- Problem requirements -
Repeat word for word the part of the article below on the Henley-Young juvenile center that begins with the words "Dixon also cited" and ends after "post in 2010.".

- Extracted text -
..............................

The latest court monitoring report for the Hinds County's Henley-Young Juvenile Justice Center shows "the facility continues to have "major developmental needs in many areas.”
The Southern Poverty Law Center and Disability Rights Mississippi filed a class-action lawsuit in 2011 that alleged Henley-Young's staff members subjected the children to physical and verbal abuse.
Under a March 2012 settlement children entering the facility are to receive mental-health evaluations, counseling, better rehabilitation options, input from family and advocates, and more time outside their cells.
Leonard B. Dixon, a juvenile justice expert appointed to oversee implementation of the agreement, visited the jail from August 18 through August 23. Dixon said in his report that he witnessed staff training that did not align with juvenile-justice standards.
“As I sat in on several parts of the training, I found the majority of the training was aligned with adult corrections,” he wrote. “Although this training may be adequate for adult facilities, in the juvenile system training is required so that staff will have the skills to effectively interact and manage residents.”
Dixon also cited staffing issues and medical and mental health-care services as still needing improvement.
“Even though the facility has hired new staff, the results of attrition still leave the County far short of the needed staff to properly run the facility,” Dixon wrote. This creates pressure for staff members to keep the peace at all costs, and they often “react to minor misbehaviors” by “locking down residents that present potential conduct issues.”
In early September, the Henley Young brought on a new director when Brenda Frelix took over for Dale Knight, who took the post in 2010.

..............................

- Document layout detection data -
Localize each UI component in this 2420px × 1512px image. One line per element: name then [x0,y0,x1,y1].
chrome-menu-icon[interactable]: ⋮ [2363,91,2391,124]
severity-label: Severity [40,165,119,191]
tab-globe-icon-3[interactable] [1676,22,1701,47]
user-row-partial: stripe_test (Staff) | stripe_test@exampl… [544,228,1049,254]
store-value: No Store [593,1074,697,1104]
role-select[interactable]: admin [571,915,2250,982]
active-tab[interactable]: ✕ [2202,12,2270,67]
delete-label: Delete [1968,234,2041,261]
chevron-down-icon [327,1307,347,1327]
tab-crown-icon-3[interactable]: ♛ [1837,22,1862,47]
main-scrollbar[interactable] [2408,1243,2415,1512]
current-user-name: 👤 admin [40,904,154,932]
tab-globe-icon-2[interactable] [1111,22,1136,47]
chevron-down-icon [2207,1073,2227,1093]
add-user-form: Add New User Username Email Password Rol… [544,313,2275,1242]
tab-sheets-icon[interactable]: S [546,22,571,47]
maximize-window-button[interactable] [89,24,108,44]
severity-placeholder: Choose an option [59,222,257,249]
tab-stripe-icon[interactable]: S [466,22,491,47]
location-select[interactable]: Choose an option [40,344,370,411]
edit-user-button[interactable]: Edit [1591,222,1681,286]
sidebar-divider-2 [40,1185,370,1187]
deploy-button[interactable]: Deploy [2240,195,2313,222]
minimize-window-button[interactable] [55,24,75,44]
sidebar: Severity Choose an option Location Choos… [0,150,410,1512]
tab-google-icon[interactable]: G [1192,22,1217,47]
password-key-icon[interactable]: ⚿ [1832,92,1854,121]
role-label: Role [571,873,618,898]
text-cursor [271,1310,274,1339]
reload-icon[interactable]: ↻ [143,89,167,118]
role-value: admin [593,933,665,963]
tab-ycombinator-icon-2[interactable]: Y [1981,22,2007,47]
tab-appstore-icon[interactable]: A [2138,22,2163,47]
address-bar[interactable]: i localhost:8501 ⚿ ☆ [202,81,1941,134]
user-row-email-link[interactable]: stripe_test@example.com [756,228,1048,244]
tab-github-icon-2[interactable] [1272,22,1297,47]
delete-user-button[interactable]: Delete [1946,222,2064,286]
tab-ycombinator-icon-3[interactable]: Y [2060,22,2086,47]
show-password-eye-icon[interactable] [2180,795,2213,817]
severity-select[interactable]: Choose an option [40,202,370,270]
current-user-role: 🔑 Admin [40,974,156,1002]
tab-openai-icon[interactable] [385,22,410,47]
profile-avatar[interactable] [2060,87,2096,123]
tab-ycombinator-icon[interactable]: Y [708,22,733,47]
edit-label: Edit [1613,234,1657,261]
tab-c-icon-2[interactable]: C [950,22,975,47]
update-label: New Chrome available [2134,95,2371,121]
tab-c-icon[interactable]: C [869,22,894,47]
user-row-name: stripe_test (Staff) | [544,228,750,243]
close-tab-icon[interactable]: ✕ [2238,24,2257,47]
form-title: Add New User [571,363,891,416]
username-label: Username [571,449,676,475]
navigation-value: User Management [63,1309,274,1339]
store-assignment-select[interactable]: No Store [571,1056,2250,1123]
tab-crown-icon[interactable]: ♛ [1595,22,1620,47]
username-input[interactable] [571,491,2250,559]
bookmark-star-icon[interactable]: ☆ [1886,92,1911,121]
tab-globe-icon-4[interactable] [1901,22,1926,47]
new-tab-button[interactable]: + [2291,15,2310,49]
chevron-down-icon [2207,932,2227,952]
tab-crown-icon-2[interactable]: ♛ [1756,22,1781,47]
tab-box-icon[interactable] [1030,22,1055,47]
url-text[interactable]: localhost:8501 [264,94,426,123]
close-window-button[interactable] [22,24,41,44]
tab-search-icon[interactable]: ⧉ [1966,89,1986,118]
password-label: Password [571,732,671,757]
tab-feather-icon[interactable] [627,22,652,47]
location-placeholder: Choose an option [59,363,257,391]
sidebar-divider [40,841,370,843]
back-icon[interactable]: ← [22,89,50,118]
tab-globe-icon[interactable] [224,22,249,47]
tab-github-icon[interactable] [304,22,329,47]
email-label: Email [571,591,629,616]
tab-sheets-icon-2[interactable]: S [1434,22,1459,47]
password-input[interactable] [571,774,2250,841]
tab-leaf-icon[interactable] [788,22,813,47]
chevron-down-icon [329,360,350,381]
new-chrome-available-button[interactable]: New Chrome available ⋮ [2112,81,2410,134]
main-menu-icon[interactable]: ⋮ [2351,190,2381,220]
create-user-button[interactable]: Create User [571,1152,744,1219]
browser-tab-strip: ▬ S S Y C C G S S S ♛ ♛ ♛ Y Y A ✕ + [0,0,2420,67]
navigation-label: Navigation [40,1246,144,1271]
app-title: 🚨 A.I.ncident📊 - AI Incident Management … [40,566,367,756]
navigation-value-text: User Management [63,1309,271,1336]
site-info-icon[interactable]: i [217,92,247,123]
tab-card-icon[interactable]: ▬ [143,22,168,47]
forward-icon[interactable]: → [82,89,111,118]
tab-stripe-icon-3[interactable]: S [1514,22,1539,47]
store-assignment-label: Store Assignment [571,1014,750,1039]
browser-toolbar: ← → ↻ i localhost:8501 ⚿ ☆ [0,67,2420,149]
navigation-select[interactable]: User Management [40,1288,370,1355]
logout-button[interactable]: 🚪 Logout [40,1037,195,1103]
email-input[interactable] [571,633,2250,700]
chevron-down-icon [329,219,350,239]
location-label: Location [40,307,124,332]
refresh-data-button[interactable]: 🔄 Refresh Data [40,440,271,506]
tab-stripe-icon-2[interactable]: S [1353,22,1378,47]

..............................

- Answer for this exercise -
Dixon also cited staffing issues and medical and mental health-care services as still needing improvement.
“Even though the facility has hired new staff, the results of attrition still leave the County far short of the needed staff to properly run the facility,” Dixon wrote. This creates pressure for staff members to keep the peace at all costs, and they often “react to minor misbehaviors” by “locking down residents that present potential conduct issues.”
In early September, the Henley Young brought on a new director when Brenda Frelix took over for Dale Knight, who took the post in 2010.